-- Quoted passage --
=== Begin Enclosure ===

Interestingly, Stubbes was allegedly a kinsman of that Stubbs who published a denunciation of the Queen's projected marriage to the Duke of Anjou, and had his hand cut off as punishment. The justice system was not noticeably lax in that case.
In subsequent centuries, the same story has been applied to several monarchs:
ReplyDelete-James I is reproved for pardoning the offender by George Buchanan, the grim old Calvinist pedant who is curiously featured as the king's "fool" in a literary afterlife called Witty and Entertaining Exploits of George Buchanan, published in the 18th century. Buchanan here functions as a sort of "Br'er Rabbit" to highlight the system's hypocrisies:
"George, standing by, asked the king what he was going to seal now? To which he answered, It is a remit for a man who had killed three men at sundry times, I gave him two remits before. O ! says George, he has killed but one man ; and who killed the other two? says the king; you did, says George, for if you had given him justice when he had killed the first, he had killed no more. When the king heard these words, he threw down the pen, and declared that such an act, to save a murderer, shall be null ever after by him."

=== End Enclosure ===

-- Entries shown --
=== Begin Enclosure ===

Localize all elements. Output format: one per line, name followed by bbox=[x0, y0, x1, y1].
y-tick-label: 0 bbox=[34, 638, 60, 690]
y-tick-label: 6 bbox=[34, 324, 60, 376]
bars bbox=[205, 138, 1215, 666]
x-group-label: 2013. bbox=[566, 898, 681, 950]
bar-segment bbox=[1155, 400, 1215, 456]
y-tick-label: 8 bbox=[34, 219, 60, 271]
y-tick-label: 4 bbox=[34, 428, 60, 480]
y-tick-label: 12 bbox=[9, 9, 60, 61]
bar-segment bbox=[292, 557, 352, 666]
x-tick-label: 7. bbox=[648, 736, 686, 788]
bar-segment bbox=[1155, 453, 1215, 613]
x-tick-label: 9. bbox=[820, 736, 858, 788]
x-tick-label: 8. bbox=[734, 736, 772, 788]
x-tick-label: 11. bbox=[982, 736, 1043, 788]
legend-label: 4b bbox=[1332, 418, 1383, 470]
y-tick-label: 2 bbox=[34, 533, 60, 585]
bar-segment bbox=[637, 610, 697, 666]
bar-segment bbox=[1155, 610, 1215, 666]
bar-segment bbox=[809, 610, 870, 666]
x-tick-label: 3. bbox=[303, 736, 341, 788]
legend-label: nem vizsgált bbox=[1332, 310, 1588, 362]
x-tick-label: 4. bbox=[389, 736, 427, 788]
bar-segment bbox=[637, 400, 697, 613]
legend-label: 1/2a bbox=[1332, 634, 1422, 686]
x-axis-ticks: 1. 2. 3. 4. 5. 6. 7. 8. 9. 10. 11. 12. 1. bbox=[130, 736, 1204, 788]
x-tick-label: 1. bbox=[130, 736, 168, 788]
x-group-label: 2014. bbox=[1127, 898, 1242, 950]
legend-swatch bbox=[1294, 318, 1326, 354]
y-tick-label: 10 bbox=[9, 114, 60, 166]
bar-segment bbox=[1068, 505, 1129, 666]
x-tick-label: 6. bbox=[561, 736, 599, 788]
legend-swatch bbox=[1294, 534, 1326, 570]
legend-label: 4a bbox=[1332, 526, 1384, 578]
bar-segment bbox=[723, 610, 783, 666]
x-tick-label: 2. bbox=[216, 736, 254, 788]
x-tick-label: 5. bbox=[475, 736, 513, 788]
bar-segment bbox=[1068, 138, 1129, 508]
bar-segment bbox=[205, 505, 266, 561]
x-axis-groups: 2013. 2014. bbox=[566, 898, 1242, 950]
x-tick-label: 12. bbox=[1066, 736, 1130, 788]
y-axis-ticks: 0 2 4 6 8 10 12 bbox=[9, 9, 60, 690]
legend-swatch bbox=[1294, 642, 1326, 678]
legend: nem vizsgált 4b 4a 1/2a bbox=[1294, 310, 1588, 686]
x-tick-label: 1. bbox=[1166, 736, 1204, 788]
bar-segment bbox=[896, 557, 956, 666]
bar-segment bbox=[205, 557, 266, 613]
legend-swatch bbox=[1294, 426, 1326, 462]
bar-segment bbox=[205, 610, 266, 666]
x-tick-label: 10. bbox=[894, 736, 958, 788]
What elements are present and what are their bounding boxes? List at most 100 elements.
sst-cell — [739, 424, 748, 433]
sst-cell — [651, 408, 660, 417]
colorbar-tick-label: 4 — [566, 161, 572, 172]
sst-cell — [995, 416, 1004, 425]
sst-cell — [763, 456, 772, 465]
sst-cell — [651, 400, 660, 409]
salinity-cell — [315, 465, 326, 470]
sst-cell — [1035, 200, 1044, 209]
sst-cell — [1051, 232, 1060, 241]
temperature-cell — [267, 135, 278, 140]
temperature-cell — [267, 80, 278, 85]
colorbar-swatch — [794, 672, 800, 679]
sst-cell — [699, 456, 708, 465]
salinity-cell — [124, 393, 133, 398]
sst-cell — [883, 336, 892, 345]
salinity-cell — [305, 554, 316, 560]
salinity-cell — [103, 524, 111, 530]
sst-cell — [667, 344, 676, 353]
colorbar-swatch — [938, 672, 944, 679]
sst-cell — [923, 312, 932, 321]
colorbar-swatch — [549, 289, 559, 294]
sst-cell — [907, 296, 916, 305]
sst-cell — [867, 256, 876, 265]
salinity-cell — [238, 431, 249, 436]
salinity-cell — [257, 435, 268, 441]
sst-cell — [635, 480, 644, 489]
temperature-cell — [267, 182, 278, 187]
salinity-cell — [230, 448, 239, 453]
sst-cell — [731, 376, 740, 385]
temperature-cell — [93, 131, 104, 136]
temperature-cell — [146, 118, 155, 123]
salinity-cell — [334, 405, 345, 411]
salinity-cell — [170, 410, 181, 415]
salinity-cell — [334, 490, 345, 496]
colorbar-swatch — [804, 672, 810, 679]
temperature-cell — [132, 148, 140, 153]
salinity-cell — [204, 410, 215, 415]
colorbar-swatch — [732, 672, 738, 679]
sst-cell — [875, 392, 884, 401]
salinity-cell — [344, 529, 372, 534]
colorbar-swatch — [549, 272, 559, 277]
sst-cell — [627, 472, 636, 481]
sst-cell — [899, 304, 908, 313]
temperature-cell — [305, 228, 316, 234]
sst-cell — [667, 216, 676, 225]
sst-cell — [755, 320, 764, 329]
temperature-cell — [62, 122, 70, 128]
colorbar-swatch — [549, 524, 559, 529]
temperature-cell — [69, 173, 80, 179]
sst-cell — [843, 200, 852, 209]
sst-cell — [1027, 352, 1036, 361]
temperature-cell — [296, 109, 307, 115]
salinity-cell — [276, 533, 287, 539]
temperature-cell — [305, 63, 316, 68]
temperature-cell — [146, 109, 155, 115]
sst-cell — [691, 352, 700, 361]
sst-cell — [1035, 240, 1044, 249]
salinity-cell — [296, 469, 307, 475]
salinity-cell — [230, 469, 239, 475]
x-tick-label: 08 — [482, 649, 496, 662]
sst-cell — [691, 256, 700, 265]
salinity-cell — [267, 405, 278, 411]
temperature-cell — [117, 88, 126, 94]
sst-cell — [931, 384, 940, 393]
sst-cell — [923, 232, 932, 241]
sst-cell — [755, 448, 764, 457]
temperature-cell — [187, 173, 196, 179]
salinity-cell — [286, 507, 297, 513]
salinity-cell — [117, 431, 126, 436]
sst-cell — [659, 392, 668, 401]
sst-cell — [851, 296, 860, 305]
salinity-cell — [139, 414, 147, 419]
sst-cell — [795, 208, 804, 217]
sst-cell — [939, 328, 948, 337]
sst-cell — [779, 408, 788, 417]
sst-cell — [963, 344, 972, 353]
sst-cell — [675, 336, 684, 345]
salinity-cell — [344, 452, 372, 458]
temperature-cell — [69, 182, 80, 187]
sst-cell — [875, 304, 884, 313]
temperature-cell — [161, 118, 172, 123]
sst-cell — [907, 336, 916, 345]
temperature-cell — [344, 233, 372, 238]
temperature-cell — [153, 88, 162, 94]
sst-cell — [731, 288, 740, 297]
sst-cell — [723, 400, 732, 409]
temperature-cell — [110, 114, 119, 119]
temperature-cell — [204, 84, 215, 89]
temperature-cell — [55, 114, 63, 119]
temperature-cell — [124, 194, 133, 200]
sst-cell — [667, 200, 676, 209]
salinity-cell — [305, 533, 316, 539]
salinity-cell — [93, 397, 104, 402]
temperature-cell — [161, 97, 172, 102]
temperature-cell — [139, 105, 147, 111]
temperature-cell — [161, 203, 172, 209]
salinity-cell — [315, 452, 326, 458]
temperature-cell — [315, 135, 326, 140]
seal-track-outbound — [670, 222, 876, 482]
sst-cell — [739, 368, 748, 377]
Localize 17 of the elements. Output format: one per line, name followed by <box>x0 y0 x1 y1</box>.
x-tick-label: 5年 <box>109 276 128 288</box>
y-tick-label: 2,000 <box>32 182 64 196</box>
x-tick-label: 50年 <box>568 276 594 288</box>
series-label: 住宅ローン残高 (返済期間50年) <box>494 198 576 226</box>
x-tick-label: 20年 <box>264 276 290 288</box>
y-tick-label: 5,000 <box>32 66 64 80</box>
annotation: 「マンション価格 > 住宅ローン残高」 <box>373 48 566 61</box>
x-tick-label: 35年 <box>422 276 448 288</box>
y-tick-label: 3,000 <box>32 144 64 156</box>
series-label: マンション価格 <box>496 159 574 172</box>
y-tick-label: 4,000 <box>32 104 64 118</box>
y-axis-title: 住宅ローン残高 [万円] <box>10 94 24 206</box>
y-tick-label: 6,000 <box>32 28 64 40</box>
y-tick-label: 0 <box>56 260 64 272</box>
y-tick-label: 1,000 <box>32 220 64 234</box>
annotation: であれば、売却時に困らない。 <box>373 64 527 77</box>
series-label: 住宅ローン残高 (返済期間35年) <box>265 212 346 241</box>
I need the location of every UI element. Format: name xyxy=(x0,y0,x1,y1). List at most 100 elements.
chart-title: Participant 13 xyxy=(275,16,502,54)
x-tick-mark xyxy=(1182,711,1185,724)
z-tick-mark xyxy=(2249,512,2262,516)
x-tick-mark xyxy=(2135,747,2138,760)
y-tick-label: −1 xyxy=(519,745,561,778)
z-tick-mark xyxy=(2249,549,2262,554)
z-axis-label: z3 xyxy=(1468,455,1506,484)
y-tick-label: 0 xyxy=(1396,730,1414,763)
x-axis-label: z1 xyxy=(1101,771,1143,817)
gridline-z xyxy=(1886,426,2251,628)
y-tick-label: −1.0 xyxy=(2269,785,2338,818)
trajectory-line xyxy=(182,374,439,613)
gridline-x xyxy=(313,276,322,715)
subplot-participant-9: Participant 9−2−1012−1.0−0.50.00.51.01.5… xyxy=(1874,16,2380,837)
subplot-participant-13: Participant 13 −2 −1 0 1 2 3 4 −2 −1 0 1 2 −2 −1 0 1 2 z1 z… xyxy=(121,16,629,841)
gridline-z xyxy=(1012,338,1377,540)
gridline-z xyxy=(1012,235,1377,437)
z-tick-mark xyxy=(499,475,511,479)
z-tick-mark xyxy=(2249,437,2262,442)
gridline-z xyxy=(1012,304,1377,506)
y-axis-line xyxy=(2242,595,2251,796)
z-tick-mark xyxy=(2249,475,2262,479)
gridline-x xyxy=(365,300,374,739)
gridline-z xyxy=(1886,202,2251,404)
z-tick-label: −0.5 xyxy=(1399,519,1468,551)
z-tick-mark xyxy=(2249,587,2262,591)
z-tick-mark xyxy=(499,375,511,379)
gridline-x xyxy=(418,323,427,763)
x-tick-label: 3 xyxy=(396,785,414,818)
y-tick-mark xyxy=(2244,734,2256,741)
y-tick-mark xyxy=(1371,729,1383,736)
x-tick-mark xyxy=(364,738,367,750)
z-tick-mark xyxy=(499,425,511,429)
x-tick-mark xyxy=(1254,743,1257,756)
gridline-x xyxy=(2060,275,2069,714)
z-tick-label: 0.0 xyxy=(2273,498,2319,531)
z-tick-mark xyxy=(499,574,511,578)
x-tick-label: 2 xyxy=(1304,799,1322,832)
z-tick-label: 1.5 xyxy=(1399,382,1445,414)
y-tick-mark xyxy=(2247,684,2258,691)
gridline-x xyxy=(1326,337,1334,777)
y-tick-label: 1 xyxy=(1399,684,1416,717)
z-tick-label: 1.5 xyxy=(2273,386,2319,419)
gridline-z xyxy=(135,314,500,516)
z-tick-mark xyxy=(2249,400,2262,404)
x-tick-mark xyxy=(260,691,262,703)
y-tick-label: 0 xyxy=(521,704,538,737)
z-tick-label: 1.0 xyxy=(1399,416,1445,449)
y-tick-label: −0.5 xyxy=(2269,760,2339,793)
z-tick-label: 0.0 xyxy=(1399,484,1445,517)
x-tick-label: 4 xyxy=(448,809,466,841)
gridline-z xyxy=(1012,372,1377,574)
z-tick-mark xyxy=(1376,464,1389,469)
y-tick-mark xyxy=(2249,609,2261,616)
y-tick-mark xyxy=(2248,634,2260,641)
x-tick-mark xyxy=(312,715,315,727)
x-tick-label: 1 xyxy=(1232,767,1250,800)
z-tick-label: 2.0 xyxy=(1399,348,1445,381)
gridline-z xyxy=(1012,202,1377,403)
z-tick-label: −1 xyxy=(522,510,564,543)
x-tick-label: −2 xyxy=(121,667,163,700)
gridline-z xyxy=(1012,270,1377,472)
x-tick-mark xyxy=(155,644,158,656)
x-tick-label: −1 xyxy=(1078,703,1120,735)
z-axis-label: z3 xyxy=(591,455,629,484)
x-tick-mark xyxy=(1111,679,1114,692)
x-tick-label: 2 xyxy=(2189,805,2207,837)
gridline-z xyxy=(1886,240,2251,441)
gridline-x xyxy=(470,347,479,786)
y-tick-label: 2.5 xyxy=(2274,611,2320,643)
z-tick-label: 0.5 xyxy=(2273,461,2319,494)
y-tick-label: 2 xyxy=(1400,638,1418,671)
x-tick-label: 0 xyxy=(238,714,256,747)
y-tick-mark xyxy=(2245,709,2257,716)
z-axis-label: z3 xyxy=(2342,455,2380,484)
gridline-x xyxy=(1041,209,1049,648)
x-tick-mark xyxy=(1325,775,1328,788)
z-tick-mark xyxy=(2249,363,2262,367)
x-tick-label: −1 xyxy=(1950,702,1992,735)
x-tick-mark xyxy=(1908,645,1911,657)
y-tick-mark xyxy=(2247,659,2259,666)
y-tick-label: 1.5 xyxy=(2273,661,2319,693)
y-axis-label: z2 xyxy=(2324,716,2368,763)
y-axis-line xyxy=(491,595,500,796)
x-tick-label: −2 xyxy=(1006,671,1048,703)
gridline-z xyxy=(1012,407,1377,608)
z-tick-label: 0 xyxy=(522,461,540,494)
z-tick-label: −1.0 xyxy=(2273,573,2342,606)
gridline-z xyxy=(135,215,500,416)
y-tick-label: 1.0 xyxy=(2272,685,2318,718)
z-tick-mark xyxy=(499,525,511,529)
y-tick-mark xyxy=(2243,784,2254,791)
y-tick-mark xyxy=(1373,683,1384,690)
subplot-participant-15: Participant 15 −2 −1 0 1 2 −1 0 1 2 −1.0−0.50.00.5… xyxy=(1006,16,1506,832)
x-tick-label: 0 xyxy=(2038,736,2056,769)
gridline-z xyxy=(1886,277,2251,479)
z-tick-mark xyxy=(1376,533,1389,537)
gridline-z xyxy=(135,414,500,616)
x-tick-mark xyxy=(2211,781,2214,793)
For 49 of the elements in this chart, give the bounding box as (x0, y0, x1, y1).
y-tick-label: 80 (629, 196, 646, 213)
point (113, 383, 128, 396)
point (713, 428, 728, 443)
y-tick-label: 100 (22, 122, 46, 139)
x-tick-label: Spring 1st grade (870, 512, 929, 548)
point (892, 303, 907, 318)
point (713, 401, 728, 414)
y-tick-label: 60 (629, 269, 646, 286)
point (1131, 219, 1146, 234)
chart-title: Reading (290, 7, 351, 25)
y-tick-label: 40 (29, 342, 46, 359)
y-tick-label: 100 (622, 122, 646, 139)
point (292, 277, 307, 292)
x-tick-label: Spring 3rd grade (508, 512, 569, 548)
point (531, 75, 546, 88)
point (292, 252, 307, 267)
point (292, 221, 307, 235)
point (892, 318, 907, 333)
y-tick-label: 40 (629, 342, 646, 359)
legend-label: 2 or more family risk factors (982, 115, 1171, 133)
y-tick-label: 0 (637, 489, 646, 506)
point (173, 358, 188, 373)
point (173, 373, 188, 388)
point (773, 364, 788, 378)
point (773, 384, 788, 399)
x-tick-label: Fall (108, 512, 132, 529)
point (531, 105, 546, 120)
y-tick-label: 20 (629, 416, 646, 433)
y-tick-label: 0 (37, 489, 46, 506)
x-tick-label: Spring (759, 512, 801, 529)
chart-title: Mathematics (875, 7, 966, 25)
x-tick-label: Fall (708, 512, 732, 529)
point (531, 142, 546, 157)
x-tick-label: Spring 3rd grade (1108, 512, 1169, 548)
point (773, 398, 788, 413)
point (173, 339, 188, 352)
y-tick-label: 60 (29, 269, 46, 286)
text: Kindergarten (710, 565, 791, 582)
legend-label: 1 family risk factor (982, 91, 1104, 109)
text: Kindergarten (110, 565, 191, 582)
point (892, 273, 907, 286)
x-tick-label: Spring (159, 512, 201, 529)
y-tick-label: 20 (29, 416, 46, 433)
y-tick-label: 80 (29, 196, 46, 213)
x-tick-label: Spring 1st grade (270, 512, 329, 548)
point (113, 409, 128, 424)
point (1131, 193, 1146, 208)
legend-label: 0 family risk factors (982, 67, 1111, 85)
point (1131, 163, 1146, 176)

=== End Enclosure ===

-- Questions --
A – Transcribe the passage on George Buchanan and the king's pardon from "Interestingly, Stubbes was" to "in that case.".
B – Pick up the passage on George Buchanan and the king's pardon after its final sentence, and continue writing it.

-- Answers provided --
A –
Interestingly, Stubbes was allegedly a kinsman of that Stubbs who published a denunciation of the Queen's projected marriage to the Duke of Anjou, and had his hand cut off as punishment. The justice system was not noticeably lax in that case.

B –
-Louis XI of France is featured in a similar anecdote, in the writings of William Blundell (later published as A Cavalier’s Note-Book), a captain of dragoons for the royalist side in the English Civil War:
"Lewis XI., King of France, had granted a pardon four or five times to one who had killed so many men in duels. He asked his Confessor whether he might lawfully pardon him anymore, the like occasion being then happened. The Confessor replied that the King might do it as well then as he had done it the first time. For the murderer had only killed one single man, the King (who had pardoned that) killed all the rest."
Duels are a curious preoccupation for Louis XI. They were a great concern for Louis XIII and his minister Richelieu, who were contemporaries of Blundell. The paragraph immediately preceding the pardon story describes the execution of de Boutteville, a great French duellist, who disobeyed the royal edict against dueling after having been pardoned once, and was put to death as a result. The king was besieged by demands for pardon, and hesitated, but Richelieu said, "It is a choice of cutting de Boutteville's throat or that of your majesty's edicts," and also recorded, "The tears of [de Boutteville's] wife moved me very deeply ... but the river of your nobility's blood (which could only be stemmed by the shedding of theirs) ..."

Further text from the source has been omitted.